● Exercise task:
Reproduce all of the data word for word.

----------------------------------------

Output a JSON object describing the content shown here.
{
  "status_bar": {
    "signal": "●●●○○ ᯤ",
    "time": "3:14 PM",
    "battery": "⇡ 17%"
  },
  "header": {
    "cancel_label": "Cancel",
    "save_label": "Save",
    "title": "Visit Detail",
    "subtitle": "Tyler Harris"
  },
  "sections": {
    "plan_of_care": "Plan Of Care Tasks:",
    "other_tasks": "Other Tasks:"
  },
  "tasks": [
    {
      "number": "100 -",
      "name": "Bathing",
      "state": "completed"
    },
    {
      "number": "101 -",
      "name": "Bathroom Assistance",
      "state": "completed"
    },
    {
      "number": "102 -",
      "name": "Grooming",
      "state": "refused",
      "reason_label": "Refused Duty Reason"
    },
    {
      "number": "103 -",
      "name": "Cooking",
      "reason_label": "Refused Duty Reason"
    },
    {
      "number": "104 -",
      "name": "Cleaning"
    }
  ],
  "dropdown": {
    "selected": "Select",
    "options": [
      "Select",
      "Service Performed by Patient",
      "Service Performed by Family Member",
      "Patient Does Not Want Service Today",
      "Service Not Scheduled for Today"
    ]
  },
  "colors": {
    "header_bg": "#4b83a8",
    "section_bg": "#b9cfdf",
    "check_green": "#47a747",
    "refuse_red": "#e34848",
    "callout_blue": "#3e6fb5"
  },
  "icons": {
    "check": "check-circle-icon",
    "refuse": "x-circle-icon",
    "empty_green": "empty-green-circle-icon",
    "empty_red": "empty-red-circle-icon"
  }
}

----------------------------------------

● Answer to this exercise:
Output a JSON object describing the content shown here.
{
  "status_bar": {
    "signal": "●●●○○ ᯤ",
    "time": "3:14 PM",
    "battery": "⇡ 17%"
  },
  "header": {
    "cancel_label": "Cancel",
    "save_label": "Save",
    "title": "Visit Detail",
    "subtitle": "Tyler Harris"
  },
  "sections": {
    "plan_of_care": "Plan Of Care Tasks:",
    "other_tasks": "Other Tasks:"
  },
  "tasks": [
    {
      "number": "100 -",
      "name": "Bathing",
      "state": "completed"
    },
    {
      "number": "101 -",
      "name": "Bathroom Assistance",
      "state": "completed"
    },
    {
      "number": "102 -",
      "name": "Grooming",
      "state": "refused",
      "reason_label": "Refused Duty Reason"
    },
    {
      "number": "103 -",
      "name": "Cooking",
      "reason_label": "Refused Duty Reason"
    },
    {
      "number": "104 -",
      "name": "Cleaning"
    }
  ],
  "dropdown": {
    "selected": "Select",
    "options": [
      "Select",
      "Service Performed by Patient",
      "Service Performed by Family Member",
      "Patient Does Not Want Service Today",
      "Service Not Scheduled for Today"
    ]
  },
  "colors": {
    "header_bg": "#4b83a8",
    "section_bg": "#b9cfdf",
    "check_green": "#47a747",
    "refuse_red": "#e34848",
    "callout_blue": "#3e6fb5"
  },
  "icons": {
    "check": "check-circle-icon",
    "refuse": "x-circle-icon",
    "empty_green": "empty-green-circle-icon",
    "empty_red": "empty-red-circle-icon"
  }
}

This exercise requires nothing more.